WHAT IS BEING ASKED: Copy out all of the data exactly as it appears.

— BEGIN —

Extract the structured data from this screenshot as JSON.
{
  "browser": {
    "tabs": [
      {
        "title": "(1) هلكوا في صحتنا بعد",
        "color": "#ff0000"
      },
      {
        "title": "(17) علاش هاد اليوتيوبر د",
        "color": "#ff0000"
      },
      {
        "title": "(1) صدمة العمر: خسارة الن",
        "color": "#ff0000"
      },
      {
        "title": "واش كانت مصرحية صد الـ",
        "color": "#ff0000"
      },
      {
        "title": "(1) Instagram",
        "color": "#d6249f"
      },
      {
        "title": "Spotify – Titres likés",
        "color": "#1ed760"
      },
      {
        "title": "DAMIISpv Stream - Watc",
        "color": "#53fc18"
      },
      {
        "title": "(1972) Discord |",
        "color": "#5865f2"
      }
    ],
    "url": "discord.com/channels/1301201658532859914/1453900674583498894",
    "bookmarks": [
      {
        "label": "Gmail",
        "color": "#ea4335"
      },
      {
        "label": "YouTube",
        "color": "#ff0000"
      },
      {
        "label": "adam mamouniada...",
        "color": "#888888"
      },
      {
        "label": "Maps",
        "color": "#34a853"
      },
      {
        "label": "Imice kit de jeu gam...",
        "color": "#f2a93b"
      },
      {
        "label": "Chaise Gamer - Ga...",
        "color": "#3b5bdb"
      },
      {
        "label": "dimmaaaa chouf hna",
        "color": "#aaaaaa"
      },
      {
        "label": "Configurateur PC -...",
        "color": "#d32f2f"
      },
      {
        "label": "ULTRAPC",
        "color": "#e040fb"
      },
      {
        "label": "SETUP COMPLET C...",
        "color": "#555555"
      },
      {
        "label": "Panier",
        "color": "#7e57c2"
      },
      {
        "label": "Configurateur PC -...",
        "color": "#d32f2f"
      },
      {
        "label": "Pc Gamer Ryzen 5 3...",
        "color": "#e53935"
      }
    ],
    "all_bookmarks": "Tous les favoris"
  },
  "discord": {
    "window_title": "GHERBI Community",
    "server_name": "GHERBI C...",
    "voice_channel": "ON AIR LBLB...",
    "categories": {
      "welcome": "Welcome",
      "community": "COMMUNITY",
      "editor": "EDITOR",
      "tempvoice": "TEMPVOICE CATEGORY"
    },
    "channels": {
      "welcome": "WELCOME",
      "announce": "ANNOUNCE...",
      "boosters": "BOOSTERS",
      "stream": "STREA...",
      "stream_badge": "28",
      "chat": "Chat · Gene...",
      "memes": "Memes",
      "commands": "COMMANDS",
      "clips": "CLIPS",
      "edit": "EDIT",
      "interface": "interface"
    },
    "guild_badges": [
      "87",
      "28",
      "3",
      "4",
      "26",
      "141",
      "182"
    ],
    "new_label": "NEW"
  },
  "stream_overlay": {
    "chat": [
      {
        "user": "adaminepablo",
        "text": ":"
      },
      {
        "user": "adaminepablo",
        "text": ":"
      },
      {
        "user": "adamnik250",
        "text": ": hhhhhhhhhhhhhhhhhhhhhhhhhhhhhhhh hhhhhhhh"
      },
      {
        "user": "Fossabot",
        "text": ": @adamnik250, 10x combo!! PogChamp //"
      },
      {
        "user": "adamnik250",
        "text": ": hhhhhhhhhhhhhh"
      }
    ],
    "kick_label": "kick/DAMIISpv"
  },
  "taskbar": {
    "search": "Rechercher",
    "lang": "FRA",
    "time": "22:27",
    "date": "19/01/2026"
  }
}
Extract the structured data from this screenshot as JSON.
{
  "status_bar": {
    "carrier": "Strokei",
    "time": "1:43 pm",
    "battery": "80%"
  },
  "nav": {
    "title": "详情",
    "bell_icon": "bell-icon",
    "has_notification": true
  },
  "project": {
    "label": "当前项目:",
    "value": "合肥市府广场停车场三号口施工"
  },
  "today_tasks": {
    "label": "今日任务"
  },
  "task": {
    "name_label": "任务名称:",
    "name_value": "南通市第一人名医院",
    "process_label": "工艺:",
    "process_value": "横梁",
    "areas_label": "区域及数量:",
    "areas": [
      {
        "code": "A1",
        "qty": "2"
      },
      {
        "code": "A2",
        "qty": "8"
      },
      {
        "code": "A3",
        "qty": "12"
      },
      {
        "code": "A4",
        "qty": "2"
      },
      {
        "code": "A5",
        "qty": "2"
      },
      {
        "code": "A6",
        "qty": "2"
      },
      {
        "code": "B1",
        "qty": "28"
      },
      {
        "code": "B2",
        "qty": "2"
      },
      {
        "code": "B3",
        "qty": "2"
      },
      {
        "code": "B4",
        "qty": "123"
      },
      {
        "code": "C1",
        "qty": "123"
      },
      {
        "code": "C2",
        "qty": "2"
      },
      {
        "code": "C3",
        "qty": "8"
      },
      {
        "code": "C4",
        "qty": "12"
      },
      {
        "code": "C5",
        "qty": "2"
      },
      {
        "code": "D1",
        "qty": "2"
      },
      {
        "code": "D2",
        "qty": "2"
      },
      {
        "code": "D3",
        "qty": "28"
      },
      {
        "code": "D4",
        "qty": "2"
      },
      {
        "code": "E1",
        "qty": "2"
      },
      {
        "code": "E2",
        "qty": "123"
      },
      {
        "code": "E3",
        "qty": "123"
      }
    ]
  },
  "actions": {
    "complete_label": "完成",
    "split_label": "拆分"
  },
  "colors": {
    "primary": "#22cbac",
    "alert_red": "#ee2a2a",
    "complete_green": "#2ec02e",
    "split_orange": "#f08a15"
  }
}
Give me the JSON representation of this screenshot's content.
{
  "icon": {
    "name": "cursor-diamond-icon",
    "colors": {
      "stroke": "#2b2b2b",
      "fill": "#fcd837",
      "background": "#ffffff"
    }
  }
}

— END —

SOLUTION TO THIS TASK:
Extract the structured data from this screenshot as JSON.
{
  "browser": {
    "tabs": [
      {
        "title": "(1) هلكوا في صحتنا بعد",
        "color": "#ff0000"
      },
      {
        "title": "(17) علاش هاد اليوتيوبر د",
        "color": "#ff0000"
      },
      {
        "title": "(1) صدمة العمر: خسارة الن",
        "color": "#ff0000"
      },
      {
        "title": "واش كانت مصرحية صد الـ",
        "color": "#ff0000"
      },
      {
        "title": "(1) Instagram",
        "color": "#d6249f"
      },
      {
        "title": "Spotify – Titres likés",
        "color": "#1ed760"
      },
      {
        "title": "DAMIISpv Stream - Watc",
        "color": "#53fc18"
      },
      {
        "title": "(1972) Discord |",
        "color": "#5865f2"
      }
    ],
    "url": "discord.com/channels/1301201658532859914/1453900674583498894",
    "bookmarks": [
      {
        "label": "Gmail",
        "color": "#ea4335"
      },
      {
        "label": "YouTube",
        "color": "#ff0000"
      },
      {
        "label": "adam mamouniada...",
        "color": "#888888"
      },
      {
        "label": "Maps",
        "color": "#34a853"
      },
      {
        "label": "Imice kit de jeu gam...",
        "color": "#f2a93b"
      },
      {
        "label": "Chaise Gamer - Ga...",
        "color": "#3b5bdb"
      },
      {
        "label": "dimmaaaa chouf hna",
        "color": "#aaaaaa"
      },
      {
        "label": "Configurateur PC -...",
        "color": "#d32f2f"
      },
      {
        "label": "ULTRAPC",
        "color": "#e040fb"
      },
      {
        "label": "SETUP COMPLET C...",
        "color": "#555555"
      },
      {
        "label": "Panier",
        "color": "#7e57c2"
      },
      {
        "label": "Configurateur PC -...",
        "color": "#d32f2f"
      },
      {
        "label": "Pc Gamer Ryzen 5 3...",
        "color": "#e53935"
      }
    ],
    "all_bookmarks": "Tous les favoris"
  },
  "discord": {
    "window_title": "GHERBI Community",
    "server_name": "GHERBI C...",
    "voice_channel": "ON AIR LBLB...",
    "categories": {
      "welcome": "Welcome",
      "community": "COMMUNITY",
      "editor": "EDITOR",
      "tempvoice": "TEMPVOICE CATEGORY"
    },
    "channels": {
      "welcome": "WELCOME",
      "announce": "ANNOUNCE...",
      "boosters": "BOOSTERS",
      "stream": "STREA...",
      "stream_badge": "28",
      "chat": "Chat · Gene...",
      "memes": "Memes",
      "commands": "COMMANDS",
      "clips": "CLIPS",
      "edit": "EDIT",
      "interface": "interface"
    },
    "guild_badges": [
      "87",
      "28",
      "3",
      "4",
      "26",
      "141",
      "182"
    ],
    "new_label": "NEW"
  },
  "stream_overlay": {
    "chat": [
      {
        "user": "adaminepablo",
        "text": ":"
      },
      {
        "user": "adaminepablo",
        "text": ":"
      },
      {
        "user": "adamnik250",
        "text": ": hhhhhhhhhhhhhhhhhhhhhhhhhhhhhhhh hhhhhhhh"
      },
      {
        "user": "Fossabot",
        "text": ": @adamnik250, 10x combo!! PogChamp //"
      },
      {
        "user": "adamnik250",
        "text": ": hhhhhhhhhhhhhh"
      }
    ],
    "kick_label": "kick/DAMIISpv"
  },
  "taskbar": {
    "search": "Rechercher",
    "lang": "FRA",
    "time": "22:27",
    "date": "19/01/2026"
  }
}
Extract the structured data from this screenshot as JSON.
{
  "status_bar": {
    "carrier": "Strokei",
    "time": "1:43 pm",
    "battery": "80%"
  },
  "nav": {
    "title": "详情",
    "bell_icon": "bell-icon",
    "has_notification": true
  },
  "project": {
    "label": "当前项目:",
    "value": "合肥市府广场停车场三号口施工"
  },
  "today_tasks": {
    "label": "今日任务"
  },
  "task": {
    "name_label": "任务名称:",
    "name_value": "南通市第一人名医院",
    "process_label": "工艺:",
    "process_value": "横梁",
    "areas_label": "区域及数量:",
    "areas": [
      {
        "code": "A1",
        "qty": "2"
      },
      {
        "code": "A2",
        "qty": "8"
      },
      {
        "code": "A3",
        "qty": "12"
      },
      {
        "code": "A4",
        "qty": "2"
      },
      {
        "code": "A5",
        "qty": "2"
      },
      {
        "code": "A6",
        "qty": "2"
      },
      {
        "code": "B1",
        "qty": "28"
      },
      {
        "code": "B2",
        "qty": "2"
      },
      {
        "code": "B3",
        "qty": "2"
      },
      {
        "code": "B4",
        "qty": "123"
      },
      {
        "code": "C1",
        "qty": "123"
      },
      {
        "code": "C2",
        "qty": "2"
      },
      {
        "code": "C3",
        "qty": "8"
      },
      {
        "code": "C4",
        "qty": "12"
      },
      {
        "code": "C5",
        "qty": "2"
      },
      {
        "code": "D1",
        "qty": "2"
      },
      {
        "code": "D2",
        "qty": "2"
      },
      {
        "code": "D3",
        "qty": "28"
      },
      {
        "code": "D4",
        "qty": "2"
      },
      {
        "code": "E1",
        "qty": "2"
      },
      {
        "code": "E2",
        "qty": "123"
      },
      {
        "code": "E3",
        "qty": "123"
      }
    ]
  },
  "actions": {
    "complete_label": "完成",
    "split_label": "拆分"
  },
  "colors": {
    "primary": "#22cbac",
    "alert_red": "#ee2a2a",
    "complete_green": "#2ec02e",
    "split_orange": "#f08a15"
  }
}
Give me the JSON representation of this screenshot's content.
{
  "icon": {
    "name": "cursor-diamond-icon",
    "colors": {
      "stroke": "#2b2b2b",
      "fill": "#fcd837",
      "background": "#ffffff"
    }
  }
}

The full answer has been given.